>> Start RECORD LIST
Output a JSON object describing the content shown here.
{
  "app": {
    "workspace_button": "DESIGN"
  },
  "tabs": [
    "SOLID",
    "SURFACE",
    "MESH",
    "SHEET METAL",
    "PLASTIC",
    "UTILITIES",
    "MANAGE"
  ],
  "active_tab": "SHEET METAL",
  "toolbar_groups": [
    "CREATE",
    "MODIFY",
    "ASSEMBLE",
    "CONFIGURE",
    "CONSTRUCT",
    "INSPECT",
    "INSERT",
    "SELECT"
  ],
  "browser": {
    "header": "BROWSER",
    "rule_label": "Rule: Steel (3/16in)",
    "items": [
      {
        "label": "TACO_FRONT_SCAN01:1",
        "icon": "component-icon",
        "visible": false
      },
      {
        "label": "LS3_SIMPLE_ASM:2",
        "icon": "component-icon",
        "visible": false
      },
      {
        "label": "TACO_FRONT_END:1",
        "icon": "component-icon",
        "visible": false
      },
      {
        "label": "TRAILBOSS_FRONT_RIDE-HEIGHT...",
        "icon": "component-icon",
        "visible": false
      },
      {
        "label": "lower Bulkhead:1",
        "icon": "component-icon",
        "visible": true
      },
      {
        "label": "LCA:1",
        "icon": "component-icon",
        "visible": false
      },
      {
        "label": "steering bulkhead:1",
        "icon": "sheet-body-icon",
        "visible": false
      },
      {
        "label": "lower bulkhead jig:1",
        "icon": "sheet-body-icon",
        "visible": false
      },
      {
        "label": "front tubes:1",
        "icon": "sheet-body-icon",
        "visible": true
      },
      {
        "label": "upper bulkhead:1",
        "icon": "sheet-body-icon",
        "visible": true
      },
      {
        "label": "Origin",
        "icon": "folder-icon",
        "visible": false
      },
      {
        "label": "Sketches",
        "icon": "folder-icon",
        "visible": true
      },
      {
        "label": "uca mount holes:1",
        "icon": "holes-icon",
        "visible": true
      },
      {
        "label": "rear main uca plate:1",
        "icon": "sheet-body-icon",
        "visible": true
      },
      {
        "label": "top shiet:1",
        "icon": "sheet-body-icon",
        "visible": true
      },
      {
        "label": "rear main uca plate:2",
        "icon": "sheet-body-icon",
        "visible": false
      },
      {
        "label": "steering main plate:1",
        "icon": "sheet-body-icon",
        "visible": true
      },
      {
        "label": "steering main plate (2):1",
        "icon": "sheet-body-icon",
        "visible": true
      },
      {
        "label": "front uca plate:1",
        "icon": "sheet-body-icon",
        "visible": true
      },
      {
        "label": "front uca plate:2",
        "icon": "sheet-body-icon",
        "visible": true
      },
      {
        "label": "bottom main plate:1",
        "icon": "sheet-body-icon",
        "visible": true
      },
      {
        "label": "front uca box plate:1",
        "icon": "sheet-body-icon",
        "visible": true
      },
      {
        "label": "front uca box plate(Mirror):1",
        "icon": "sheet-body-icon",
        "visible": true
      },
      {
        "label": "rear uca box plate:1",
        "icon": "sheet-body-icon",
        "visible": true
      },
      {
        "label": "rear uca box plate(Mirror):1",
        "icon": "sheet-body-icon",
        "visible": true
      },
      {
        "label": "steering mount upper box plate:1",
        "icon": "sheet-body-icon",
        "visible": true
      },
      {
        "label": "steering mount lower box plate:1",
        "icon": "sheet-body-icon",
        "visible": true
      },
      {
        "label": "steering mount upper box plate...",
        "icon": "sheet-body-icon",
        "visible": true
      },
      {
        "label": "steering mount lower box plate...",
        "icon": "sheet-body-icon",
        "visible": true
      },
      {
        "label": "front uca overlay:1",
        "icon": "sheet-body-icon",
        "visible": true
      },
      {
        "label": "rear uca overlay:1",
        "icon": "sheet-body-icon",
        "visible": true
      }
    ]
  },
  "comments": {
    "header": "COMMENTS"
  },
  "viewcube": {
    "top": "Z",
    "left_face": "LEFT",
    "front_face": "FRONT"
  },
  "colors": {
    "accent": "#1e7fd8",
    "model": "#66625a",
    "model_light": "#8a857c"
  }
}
>> End RECORD LIST
*PROBLEM REQUIREMENTS*
Collect the lines of the data that carry the word "overlay".

*TASK ANSWER*
        "label": "front uca overlay:1",
        "label": "rear uca overlay:1",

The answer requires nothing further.